-- START Source material --

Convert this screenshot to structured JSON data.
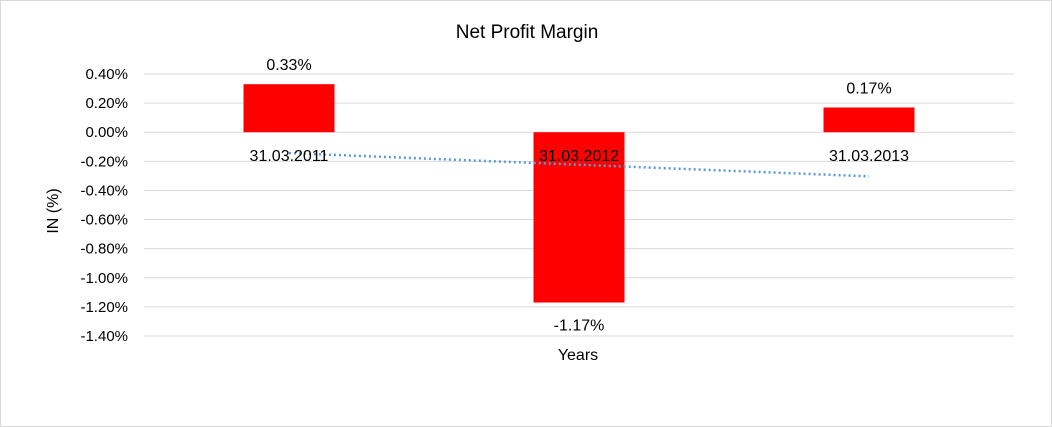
{
  "chart_data": {
    "type": "bar",
    "title": "Net Profit Margin",
    "xlabel": "Years",
    "ylabel": "IN (%)",
    "categories": [
      "31.03.2011",
      "31.03.2012",
      "31.03.2013"
    ],
    "values": [
      0.33,
      -1.17,
      0.17
    ],
    "data_labels": [
      "0.33%",
      "-1.17%",
      "0.17%"
    ],
    "ylim": [
      -1.4,
      0.4
    ],
    "ytick_step": 0.2,
    "ytick_labels": [
      "0.40%",
      "0.20%",
      "0.00%",
      "-0.20%",
      "-0.40%",
      "-0.60%",
      "-0.80%",
      "-1.00%",
      "-1.20%",
      "-1.40%"
    ],
    "bar_color": "#ff0000",
    "trendline": {
      "style": "dotted",
      "color": "#5b9bd5"
    },
    "grid": true,
    "legend": "none"
  }
}
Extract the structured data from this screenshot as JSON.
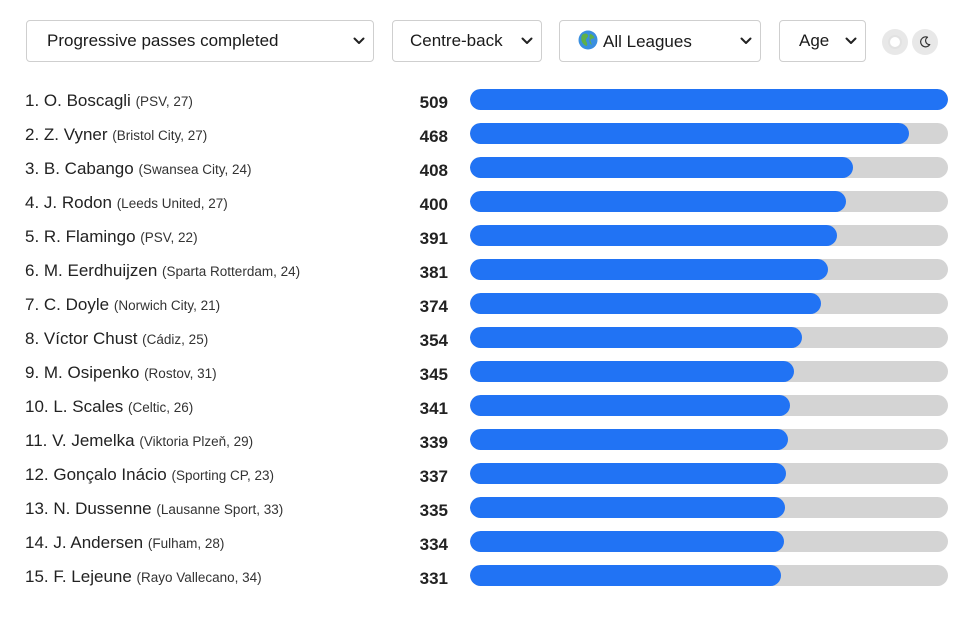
{
  "filters": {
    "metric": "Progressive passes completed",
    "position": "Centre-back",
    "league": "All Leagues",
    "sort": "Age"
  },
  "theme": {
    "icons": [
      "light-mode-icon",
      "moon-icon"
    ]
  },
  "colors": {
    "bar_fill": "#2173f4",
    "bar_track": "#d4d4d4"
  },
  "max_value": 509,
  "players": [
    {
      "rank_name": "1. O. Boscagli",
      "meta": "(PSV, 27)",
      "value": 509
    },
    {
      "rank_name": "2. Z. Vyner",
      "meta": "(Bristol City, 27)",
      "value": 468
    },
    {
      "rank_name": "3. B. Cabango",
      "meta": "(Swansea City, 24)",
      "value": 408
    },
    {
      "rank_name": "4. J. Rodon",
      "meta": "(Leeds United, 27)",
      "value": 400
    },
    {
      "rank_name": "5. R. Flamingo",
      "meta": "(PSV, 22)",
      "value": 391
    },
    {
      "rank_name": "6. M. Eerdhuijzen",
      "meta": "(Sparta Rotterdam, 24)",
      "value": 381
    },
    {
      "rank_name": "7. C. Doyle",
      "meta": "(Norwich City, 21)",
      "value": 374
    },
    {
      "rank_name": "8. Víctor Chust",
      "meta": "(Cádiz, 25)",
      "value": 354
    },
    {
      "rank_name": "9. M. Osipenko",
      "meta": "(Rostov, 31)",
      "value": 345
    },
    {
      "rank_name": "10. L. Scales",
      "meta": "(Celtic, 26)",
      "value": 341
    },
    {
      "rank_name": "11. V. Jemelka",
      "meta": "(Viktoria Plzeň, 29)",
      "value": 339
    },
    {
      "rank_name": "12. Gonçalo Inácio",
      "meta": "(Sporting CP, 23)",
      "value": 337
    },
    {
      "rank_name": "13. N. Dussenne",
      "meta": "(Lausanne Sport, 33)",
      "value": 335
    },
    {
      "rank_name": "14. J. Andersen",
      "meta": "(Fulham, 28)",
      "value": 334
    },
    {
      "rank_name": "15. F. Lejeune",
      "meta": "(Rayo Vallecano, 34)",
      "value": 331
    }
  ]
}
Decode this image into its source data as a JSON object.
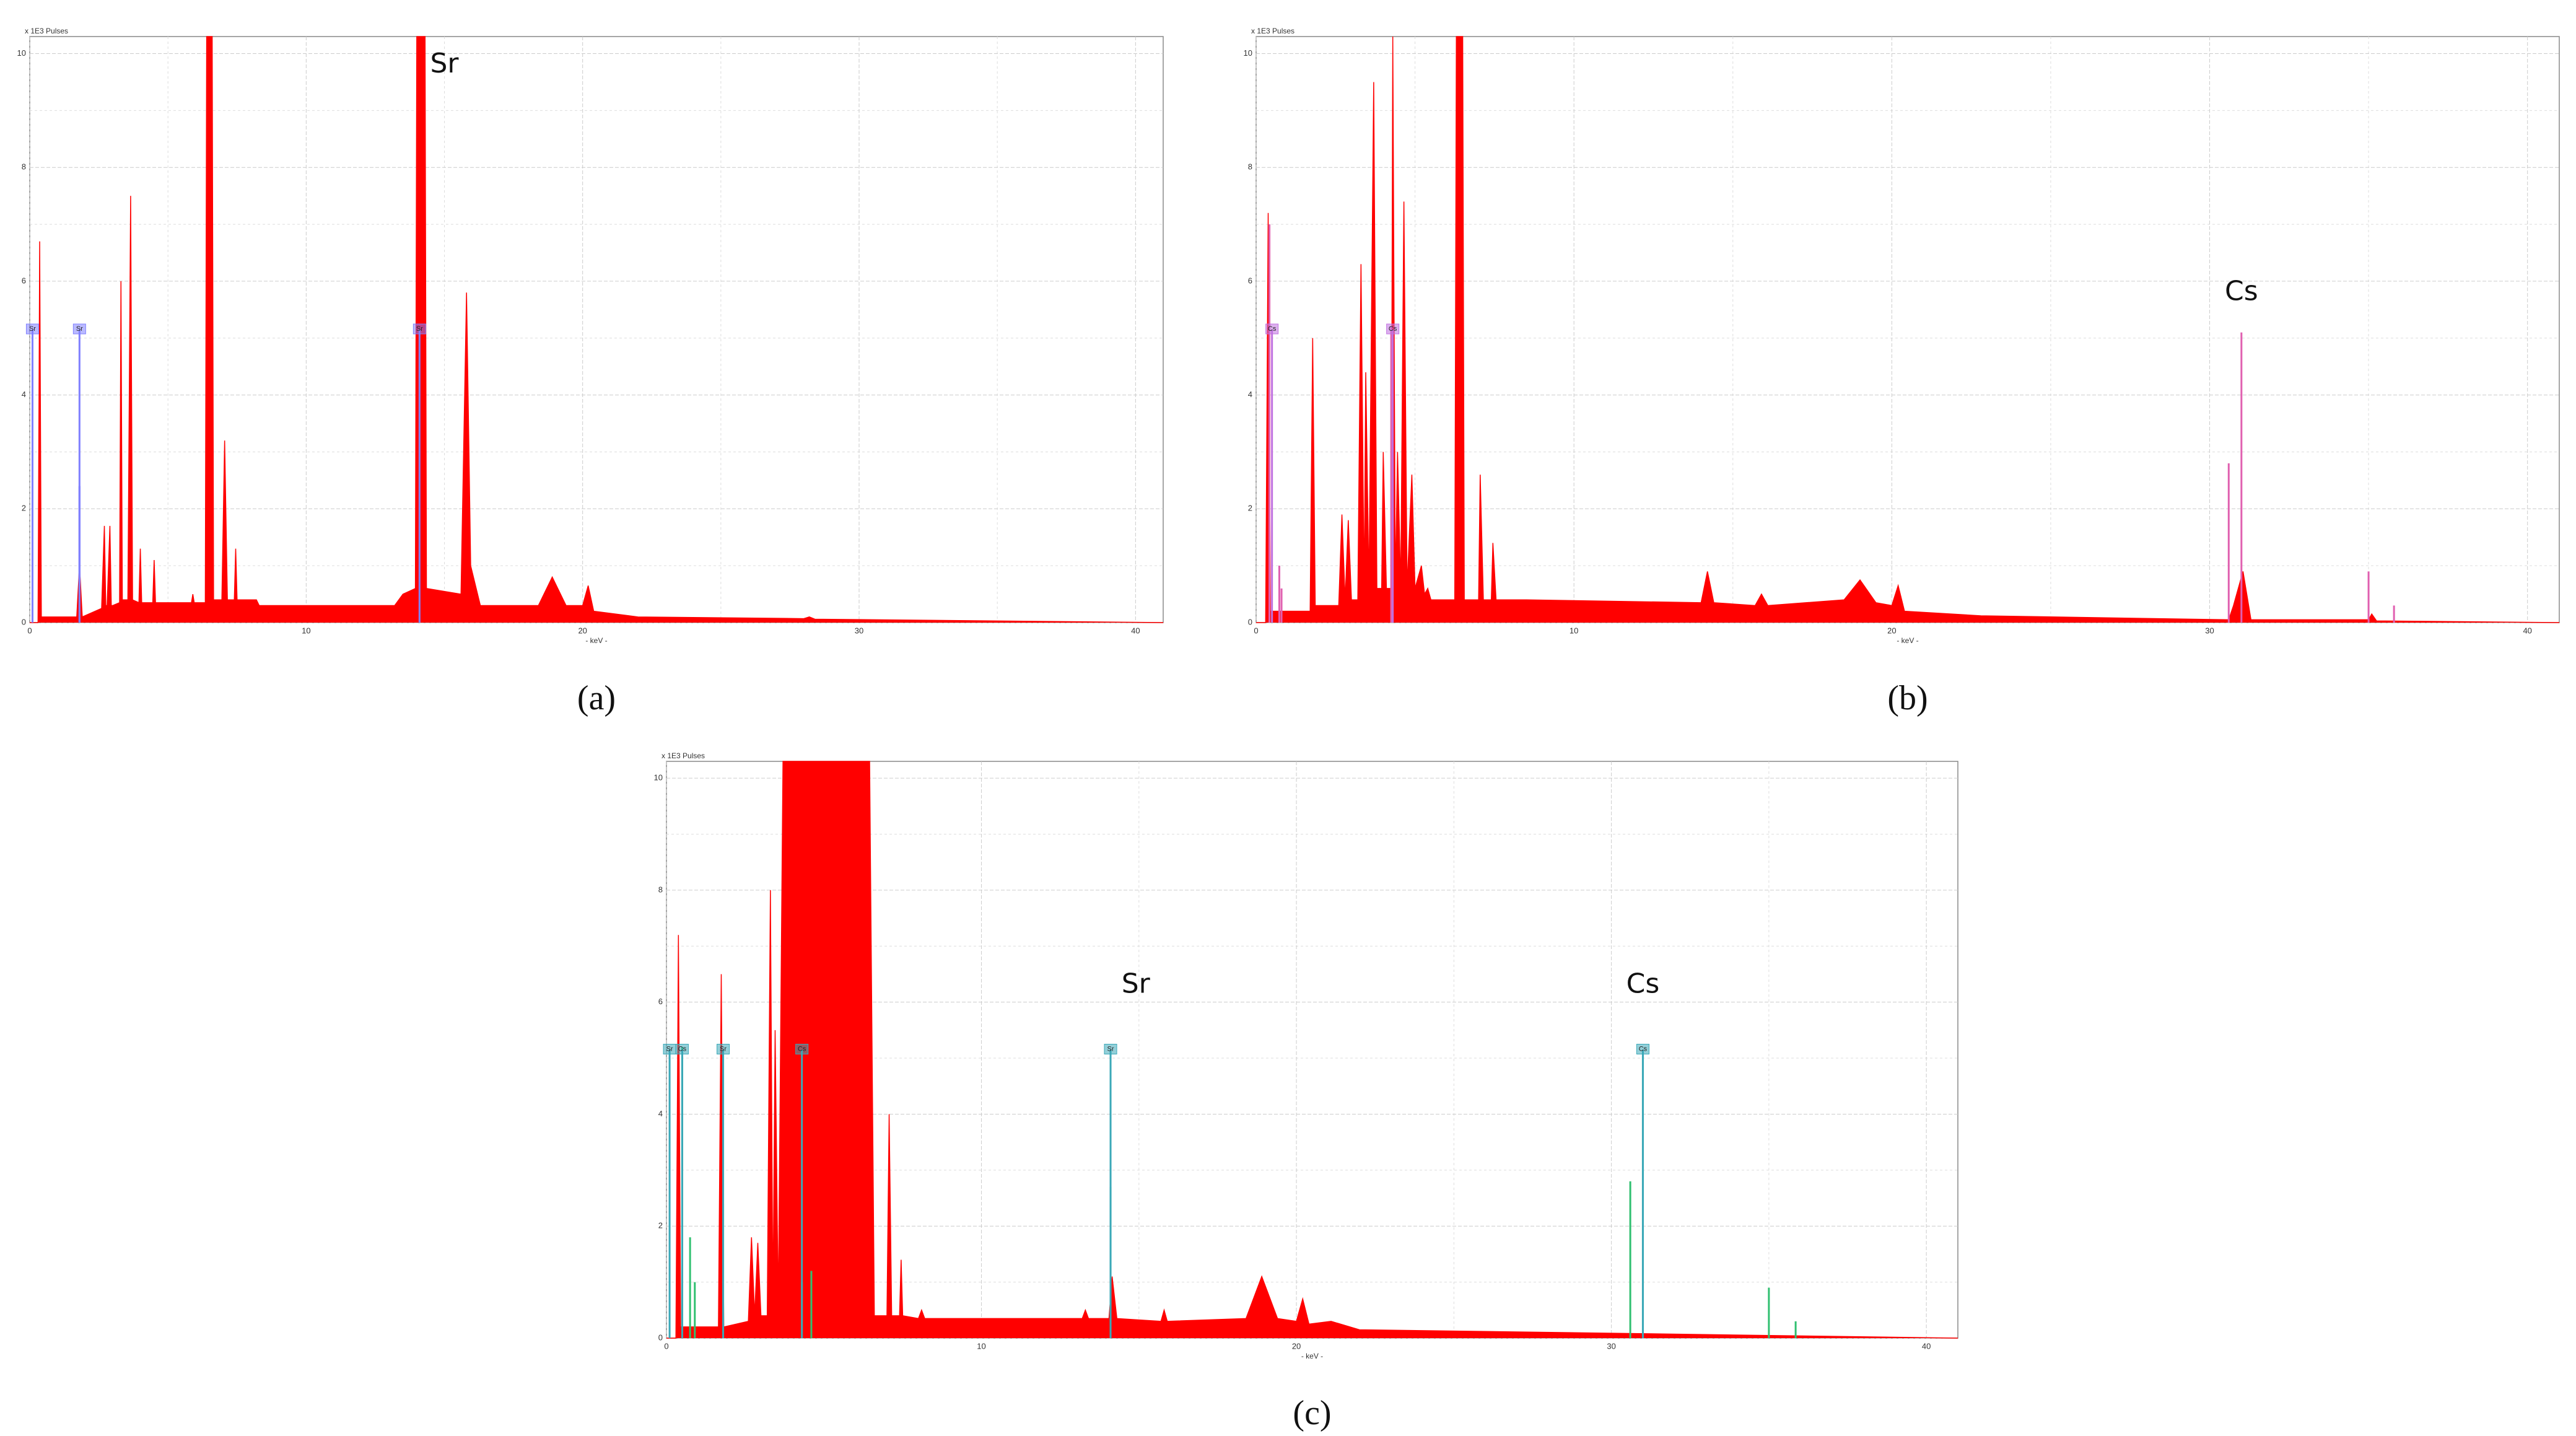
{
  "chart_data": [
    {
      "type": "area",
      "caption": "(a)",
      "y_label": "x 1E3 Pulses",
      "x_label": "- keV -",
      "xlim": [
        0,
        41
      ],
      "ylim": [
        0,
        10.3
      ],
      "xticks": [
        0,
        10,
        20,
        30,
        40
      ],
      "yticks": [
        0,
        2,
        4,
        6,
        8,
        10
      ],
      "grid": true,
      "series": [
        {
          "style": "area",
          "color": "#ff0000",
          "x": [
            0,
            0.3,
            0.36,
            0.42,
            1.0,
            1.7,
            1.8,
            1.9,
            2.6,
            2.7,
            2.75,
            2.8,
            2.9,
            2.95,
            3.0,
            3.25,
            3.3,
            3.35,
            3.55,
            3.65,
            3.72,
            3.95,
            4.0,
            4.05,
            4.45,
            4.5,
            4.55,
            5.85,
            5.9,
            5.95,
            6.35,
            6.4,
            6.6,
            6.65,
            6.95,
            7.05,
            7.15,
            7.4,
            7.45,
            7.5,
            8.2,
            8.3,
            13.2,
            13.5,
            13.95,
            14.0,
            14.3,
            14.35,
            15.6,
            15.8,
            15.95,
            16.3,
            18.4,
            18.9,
            19.4,
            20.0,
            20.2,
            20.4,
            22.0,
            28.0,
            28.2,
            28.4,
            41.0
          ],
          "values": [
            0,
            0,
            6.7,
            0.1,
            0.1,
            0.1,
            1.0,
            0.1,
            0.25,
            1.7,
            0.3,
            0.3,
            1.7,
            0.3,
            0.3,
            0.35,
            6.0,
            0.4,
            0.4,
            7.5,
            0.4,
            0.35,
            1.3,
            0.35,
            0.35,
            1.1,
            0.35,
            0.35,
            0.5,
            0.35,
            0.35,
            10.3,
            10.3,
            0.4,
            0.4,
            3.2,
            0.4,
            0.4,
            1.3,
            0.4,
            0.4,
            0.3,
            0.3,
            0.5,
            0.6,
            10.3,
            10.3,
            0.6,
            0.5,
            5.8,
            1.0,
            0.3,
            0.3,
            0.8,
            0.3,
            0.3,
            0.65,
            0.2,
            0.1,
            0.07,
            0.1,
            0.06,
            0
          ]
        },
        {
          "style": "stem",
          "color": "#3b3bff",
          "x": [
            1.8
          ],
          "values": [
            2.4
          ]
        }
      ],
      "marker_color": "#8080ff",
      "markers": [
        {
          "label": "Sr",
          "x": 0.1
        },
        {
          "label": "Sr",
          "x": 1.8
        },
        {
          "label": "Sr",
          "x": 14.1
        }
      ],
      "annotations": [
        {
          "text": "Sr",
          "x": 15.0,
          "y": 9.8
        }
      ]
    },
    {
      "type": "area",
      "caption": "(b)",
      "y_label": "x 1E3 Pulses",
      "x_label": "- keV -",
      "xlim": [
        0,
        41
      ],
      "ylim": [
        0,
        10.3
      ],
      "xticks": [
        0,
        10,
        20,
        30,
        40
      ],
      "yticks": [
        0,
        2,
        4,
        6,
        8,
        10
      ],
      "grid": true,
      "series": [
        {
          "style": "area",
          "color": "#ff0000",
          "x": [
            0,
            0.3,
            0.38,
            0.45,
            1.0,
            1.7,
            1.78,
            1.86,
            2.6,
            2.7,
            2.8,
            2.9,
            3.0,
            3.2,
            3.3,
            3.4,
            3.45,
            3.55,
            3.7,
            3.8,
            3.95,
            4.0,
            4.1,
            4.25,
            4.3,
            4.38,
            4.45,
            4.55,
            4.65,
            4.75,
            4.9,
            5.0,
            5.2,
            5.3,
            5.4,
            5.5,
            6.25,
            6.3,
            6.5,
            6.55,
            7.0,
            7.05,
            7.15,
            7.4,
            7.45,
            7.55,
            8.5,
            14.0,
            14.2,
            14.4,
            15.7,
            15.9,
            16.1,
            18.5,
            19.0,
            19.5,
            20.0,
            20.2,
            20.4,
            22.8,
            30.6,
            30.75,
            31.05,
            31.3,
            35.0,
            35.1,
            35.25,
            41.0
          ],
          "values": [
            0,
            0,
            7.2,
            0.2,
            0.2,
            0.2,
            5.0,
            0.3,
            0.3,
            1.9,
            0.4,
            1.8,
            0.4,
            0.4,
            6.3,
            0.5,
            4.4,
            0.6,
            9.5,
            0.6,
            0.6,
            3.0,
            0.6,
            0.6,
            10.3,
            0.6,
            3.0,
            0.6,
            7.4,
            0.6,
            2.6,
            0.6,
            1.0,
            0.5,
            0.6,
            0.4,
            0.4,
            10.3,
            10.3,
            0.4,
            0.4,
            2.6,
            0.4,
            0.4,
            1.4,
            0.4,
            0.4,
            0.35,
            0.9,
            0.35,
            0.3,
            0.5,
            0.3,
            0.4,
            0.75,
            0.35,
            0.3,
            0.65,
            0.2,
            0.12,
            0.05,
            0.3,
            0.9,
            0.05,
            0.05,
            0.15,
            0.03,
            0
          ]
        },
        {
          "style": "stem",
          "color": "#e060b0",
          "x": [
            0.42,
            0.73,
            0.8,
            4.25,
            30.6,
            31.0,
            35.0,
            35.8
          ],
          "values": [
            7.0,
            1.0,
            0.6,
            5.2,
            2.8,
            5.1,
            0.9,
            0.3
          ]
        }
      ],
      "marker_color": "#c070e0",
      "markers": [
        {
          "label": "Cs",
          "x": 0.5
        },
        {
          "label": "Cs",
          "x": 4.3
        }
      ],
      "annotations": [
        {
          "text": "Cs",
          "x": 31.0,
          "y": 5.8
        }
      ]
    },
    {
      "type": "area",
      "caption": "(c)",
      "y_label": "x 1E3 Pulses",
      "x_label": "- keV -",
      "xlim": [
        0,
        41
      ],
      "ylim": [
        0,
        10.3
      ],
      "xticks": [
        0,
        10,
        20,
        30,
        40
      ],
      "yticks": [
        0,
        2,
        4,
        6,
        8,
        10
      ],
      "grid": true,
      "series": [
        {
          "style": "area",
          "color": "#ff0000",
          "x": [
            0,
            0.3,
            0.38,
            0.45,
            1.0,
            1.65,
            1.74,
            1.82,
            2.6,
            2.7,
            2.8,
            2.9,
            3.0,
            3.2,
            3.3,
            3.38,
            3.45,
            3.55,
            3.7,
            6.45,
            6.6,
            7.0,
            7.07,
            7.15,
            7.4,
            7.45,
            7.5,
            8.0,
            8.1,
            8.2,
            13.2,
            13.3,
            13.4,
            14.05,
            14.15,
            14.3,
            15.7,
            15.8,
            15.9,
            18.4,
            18.9,
            19.4,
            20.0,
            20.2,
            20.4,
            21.1,
            22.0,
            30.9,
            41.0
          ],
          "values": [
            0,
            0,
            7.2,
            0.2,
            0.2,
            0.2,
            6.5,
            0.2,
            0.3,
            1.8,
            0.4,
            1.7,
            0.4,
            0.4,
            8.0,
            0.5,
            5.5,
            0.5,
            10.3,
            10.3,
            0.4,
            0.4,
            4.0,
            0.4,
            0.4,
            1.4,
            0.4,
            0.35,
            0.5,
            0.35,
            0.35,
            0.5,
            0.35,
            0.35,
            1.1,
            0.35,
            0.3,
            0.5,
            0.3,
            0.35,
            1.1,
            0.35,
            0.3,
            0.7,
            0.25,
            0.3,
            0.15,
            0.08,
            0
          ]
        },
        {
          "style": "stem",
          "color": "#30c070",
          "x": [
            0.5,
            0.75,
            0.9,
            1.8,
            4.3,
            4.6,
            14.1,
            30.6,
            31.0,
            35.0,
            35.85
          ],
          "values": [
            5.2,
            1.8,
            1.0,
            2.4,
            1.0,
            1.2,
            2.7,
            2.8,
            5.1,
            0.9,
            0.3
          ]
        }
      ],
      "marker_color": "#3aa8b8",
      "markers": [
        {
          "label": "Sr",
          "x": 0.1
        },
        {
          "label": "Cs",
          "x": 0.5
        },
        {
          "label": "Sr",
          "x": 1.8
        },
        {
          "label": "Cs",
          "x": 4.3
        },
        {
          "label": "Sr",
          "x": 14.1
        },
        {
          "label": "Cs",
          "x": 31.0
        }
      ],
      "annotations": [
        {
          "text": "Sr",
          "x": 14.9,
          "y": 6.3
        },
        {
          "text": "Cs",
          "x": 31.0,
          "y": 6.3
        }
      ]
    }
  ]
}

-- END Source material --

§ **Request**: From the entries above, extract every line where the word "JSON" appears.

§ **Task output**:
Convert this screenshot to structured JSON data.
Extract the structured data from this screenshot as JSON.
Decode this image into its source data as a JSON object.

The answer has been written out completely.